*Description of the task*
Show only lines that include "пункты".
________________
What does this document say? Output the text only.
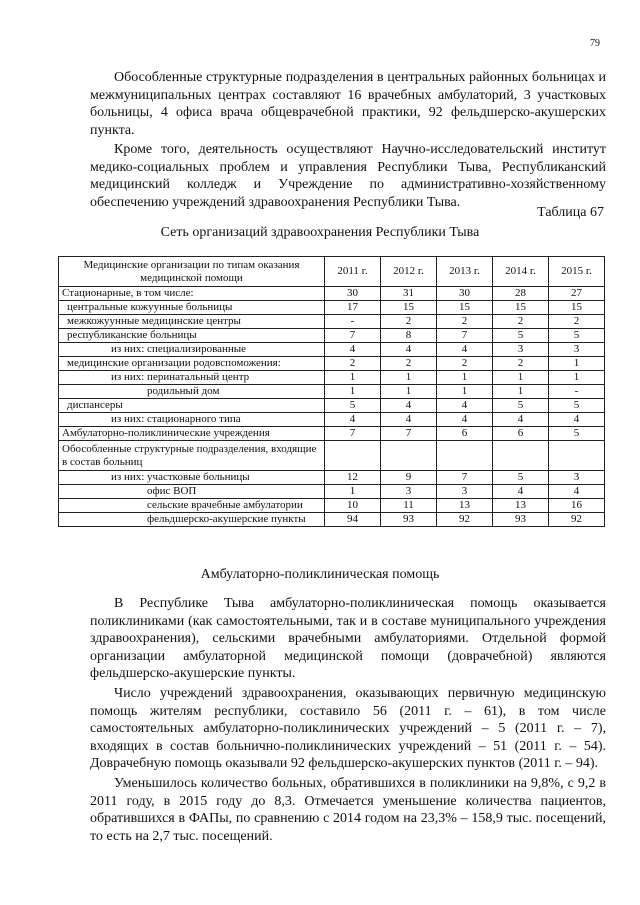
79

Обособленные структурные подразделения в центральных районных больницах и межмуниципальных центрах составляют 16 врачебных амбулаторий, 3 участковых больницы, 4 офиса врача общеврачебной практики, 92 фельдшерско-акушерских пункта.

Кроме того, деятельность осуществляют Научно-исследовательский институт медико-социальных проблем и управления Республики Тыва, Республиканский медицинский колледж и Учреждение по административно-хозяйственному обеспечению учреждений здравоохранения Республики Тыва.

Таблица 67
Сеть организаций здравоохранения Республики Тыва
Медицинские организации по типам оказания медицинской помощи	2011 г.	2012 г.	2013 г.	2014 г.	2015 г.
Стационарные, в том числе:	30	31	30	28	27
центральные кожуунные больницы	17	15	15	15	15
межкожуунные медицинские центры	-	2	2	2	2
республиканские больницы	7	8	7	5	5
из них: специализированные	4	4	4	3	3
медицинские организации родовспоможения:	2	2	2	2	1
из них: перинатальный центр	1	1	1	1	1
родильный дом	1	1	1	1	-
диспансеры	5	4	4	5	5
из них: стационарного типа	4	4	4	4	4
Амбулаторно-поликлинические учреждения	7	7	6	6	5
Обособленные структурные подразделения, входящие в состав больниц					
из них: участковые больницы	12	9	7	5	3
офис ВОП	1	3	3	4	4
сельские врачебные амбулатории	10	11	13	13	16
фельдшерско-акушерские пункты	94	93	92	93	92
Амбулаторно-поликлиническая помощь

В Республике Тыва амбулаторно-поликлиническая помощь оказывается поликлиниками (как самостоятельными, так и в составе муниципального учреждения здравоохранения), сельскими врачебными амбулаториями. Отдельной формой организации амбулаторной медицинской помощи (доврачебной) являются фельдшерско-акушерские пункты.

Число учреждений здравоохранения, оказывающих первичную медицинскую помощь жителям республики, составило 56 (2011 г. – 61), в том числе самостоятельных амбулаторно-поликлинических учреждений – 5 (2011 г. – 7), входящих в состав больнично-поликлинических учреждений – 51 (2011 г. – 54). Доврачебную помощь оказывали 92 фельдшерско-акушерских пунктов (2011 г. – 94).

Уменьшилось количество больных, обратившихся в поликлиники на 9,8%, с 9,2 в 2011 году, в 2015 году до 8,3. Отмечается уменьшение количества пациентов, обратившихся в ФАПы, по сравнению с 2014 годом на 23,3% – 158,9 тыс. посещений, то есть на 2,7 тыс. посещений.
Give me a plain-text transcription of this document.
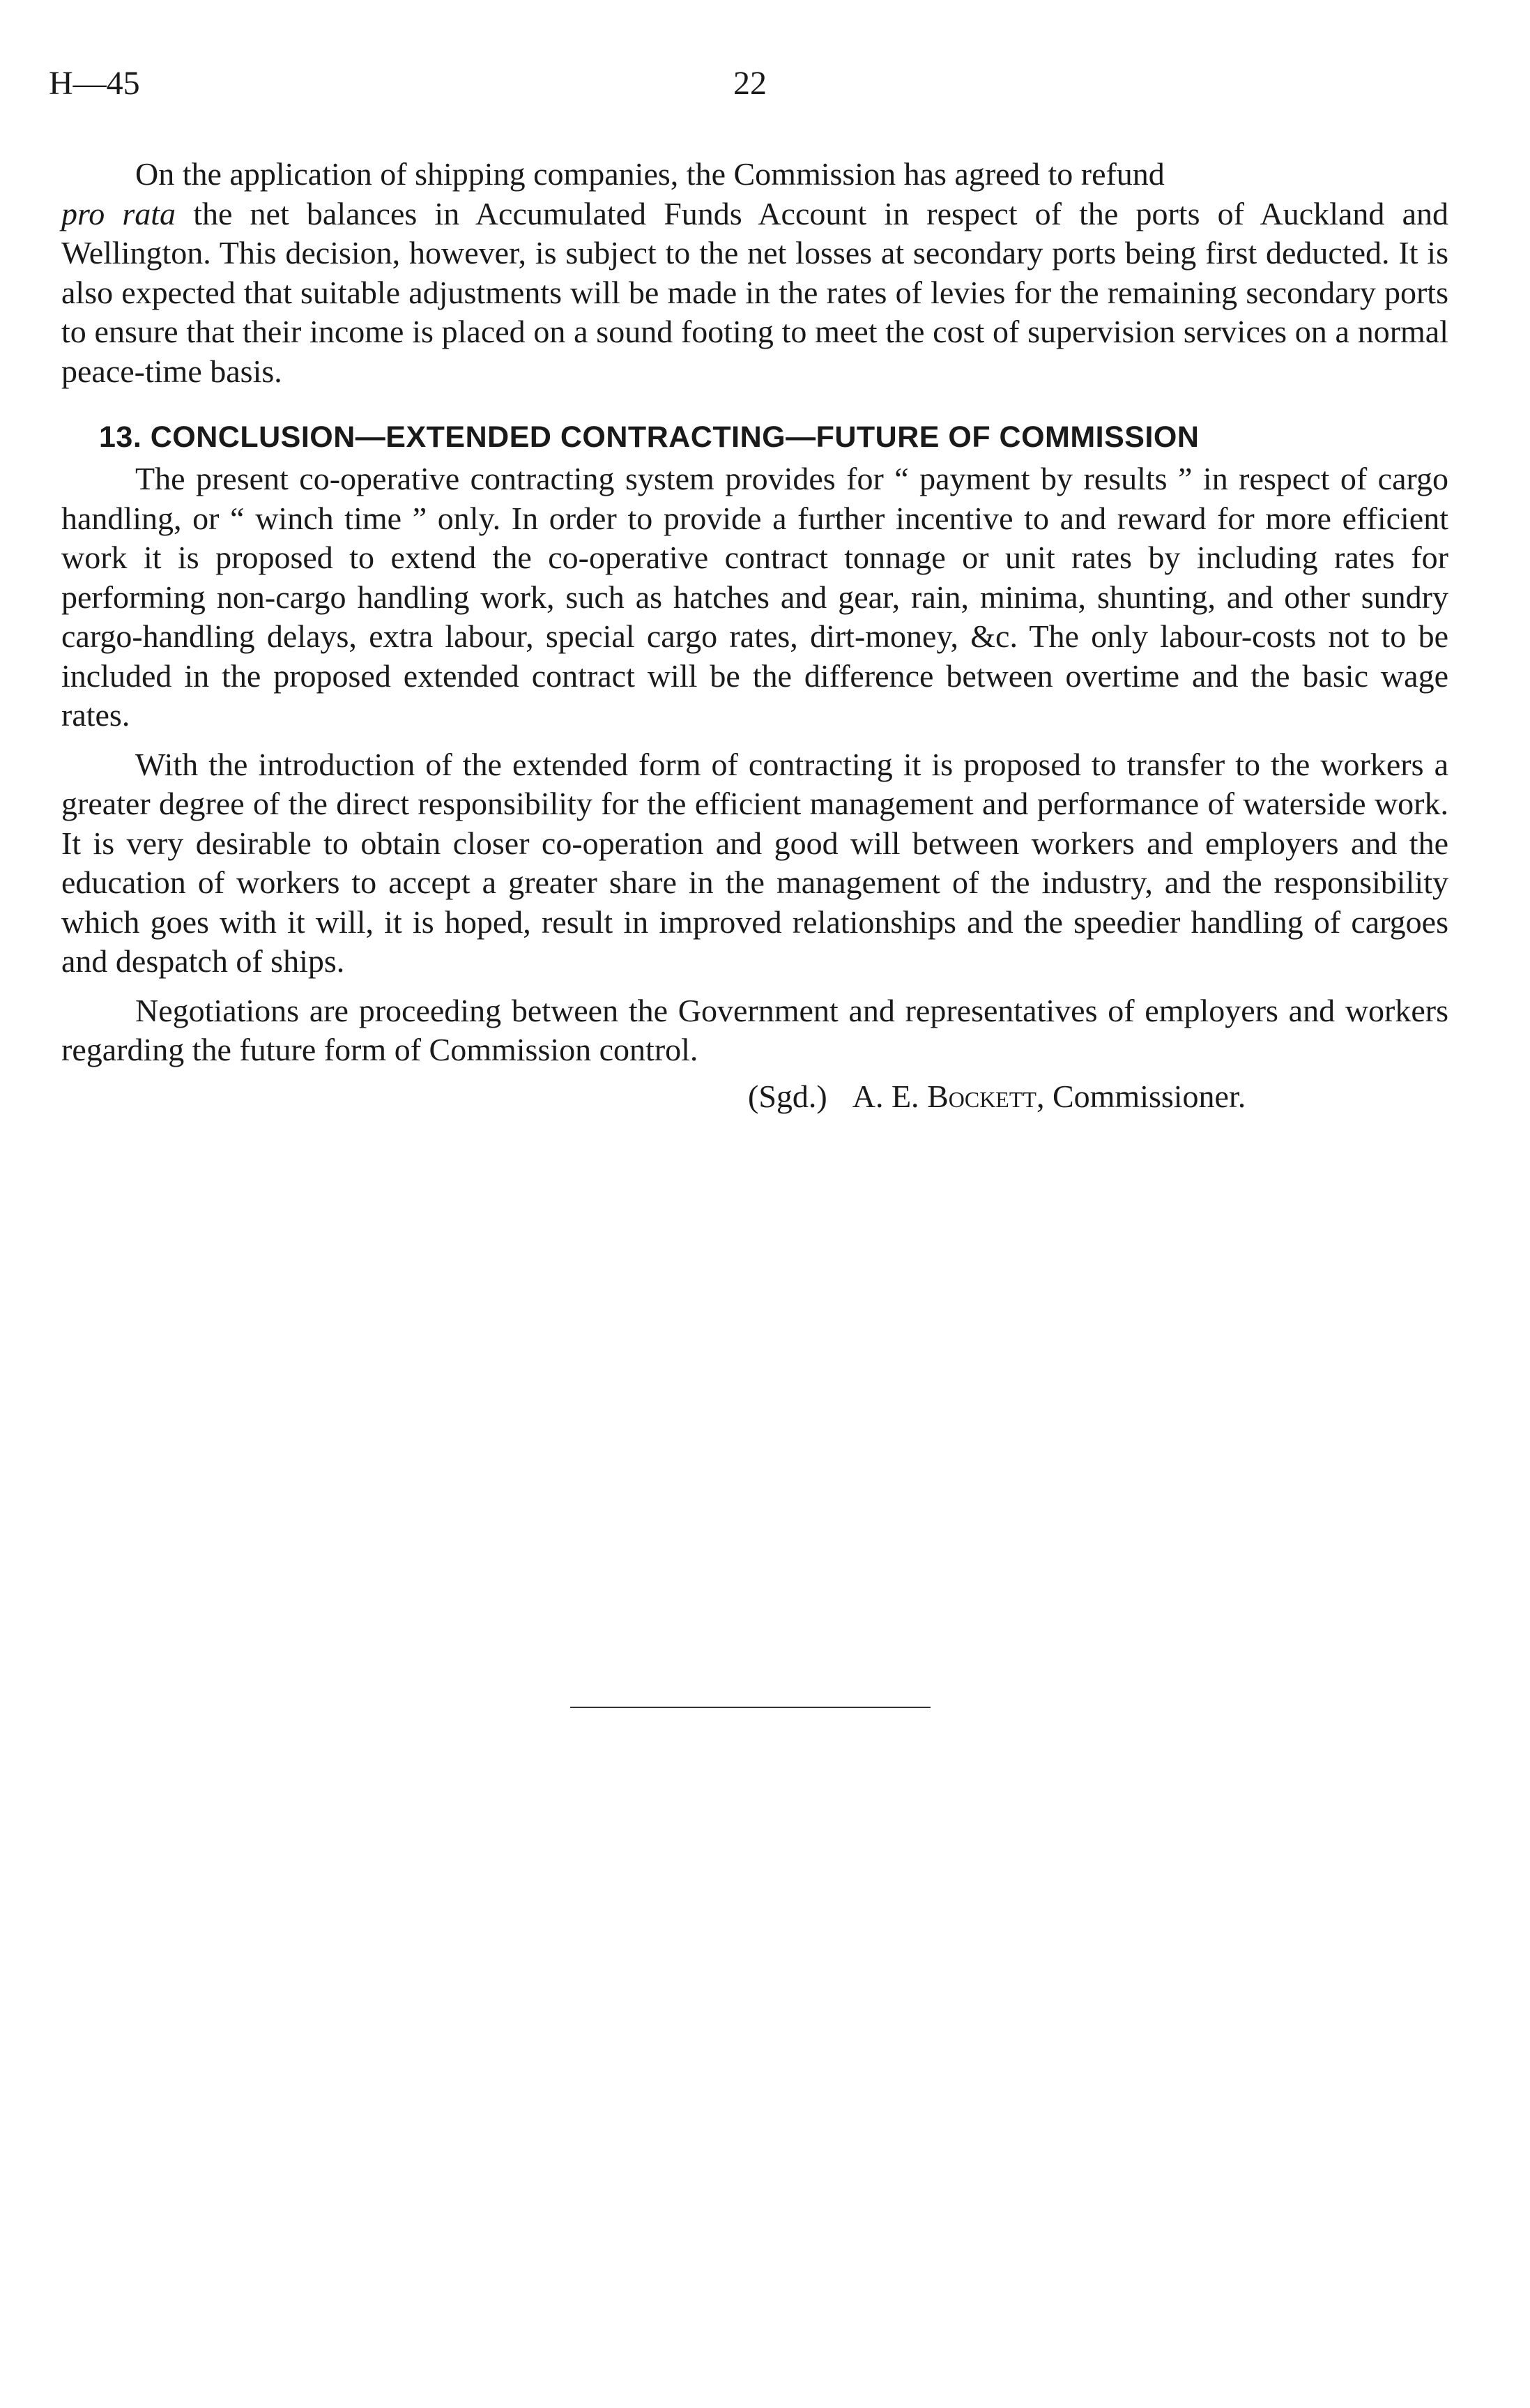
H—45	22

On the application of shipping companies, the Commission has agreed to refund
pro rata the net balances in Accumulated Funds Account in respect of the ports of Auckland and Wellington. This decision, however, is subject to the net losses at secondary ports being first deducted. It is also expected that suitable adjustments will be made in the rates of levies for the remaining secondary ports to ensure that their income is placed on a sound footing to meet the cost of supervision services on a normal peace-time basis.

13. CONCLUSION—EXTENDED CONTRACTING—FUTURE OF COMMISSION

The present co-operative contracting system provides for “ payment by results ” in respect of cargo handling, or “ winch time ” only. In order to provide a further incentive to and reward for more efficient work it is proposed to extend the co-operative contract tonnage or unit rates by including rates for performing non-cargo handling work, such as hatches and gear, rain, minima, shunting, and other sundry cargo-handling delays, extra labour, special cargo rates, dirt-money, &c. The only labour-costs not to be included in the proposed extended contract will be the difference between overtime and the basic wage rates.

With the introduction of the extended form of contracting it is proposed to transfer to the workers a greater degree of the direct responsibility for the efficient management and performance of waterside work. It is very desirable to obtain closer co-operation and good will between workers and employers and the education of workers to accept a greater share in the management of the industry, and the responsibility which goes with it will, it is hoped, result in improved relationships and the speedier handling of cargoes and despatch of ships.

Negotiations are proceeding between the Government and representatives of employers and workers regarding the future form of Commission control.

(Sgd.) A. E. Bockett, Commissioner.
________________
*Output for this task*
фельдшерско-акушерские пункты	94	93	92	93	92
В Республике Тыва амбулаторно-поликлиническая помощь оказывается поликлиниками (как самостоятельными, так и в составе муниципального учреждения здравоохранения), сельскими врачебными амбулаториями. Отдельной формой организации амбулаторной медицинской помощи (доврачебной) являются фельдшерско-акушерские пункты.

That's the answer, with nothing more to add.